§ What the task requires
Report only the number of lines that hold the word "display".

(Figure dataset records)

= = = =

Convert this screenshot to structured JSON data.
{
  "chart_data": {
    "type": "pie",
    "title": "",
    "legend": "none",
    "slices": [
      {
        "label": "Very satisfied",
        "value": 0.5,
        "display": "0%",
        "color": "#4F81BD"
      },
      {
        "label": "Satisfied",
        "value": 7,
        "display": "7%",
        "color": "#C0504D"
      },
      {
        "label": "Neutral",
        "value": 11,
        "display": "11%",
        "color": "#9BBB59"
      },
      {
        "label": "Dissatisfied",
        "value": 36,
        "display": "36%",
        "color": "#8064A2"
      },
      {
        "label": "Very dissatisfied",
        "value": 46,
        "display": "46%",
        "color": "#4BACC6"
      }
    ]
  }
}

= = = =

§ Written solution
5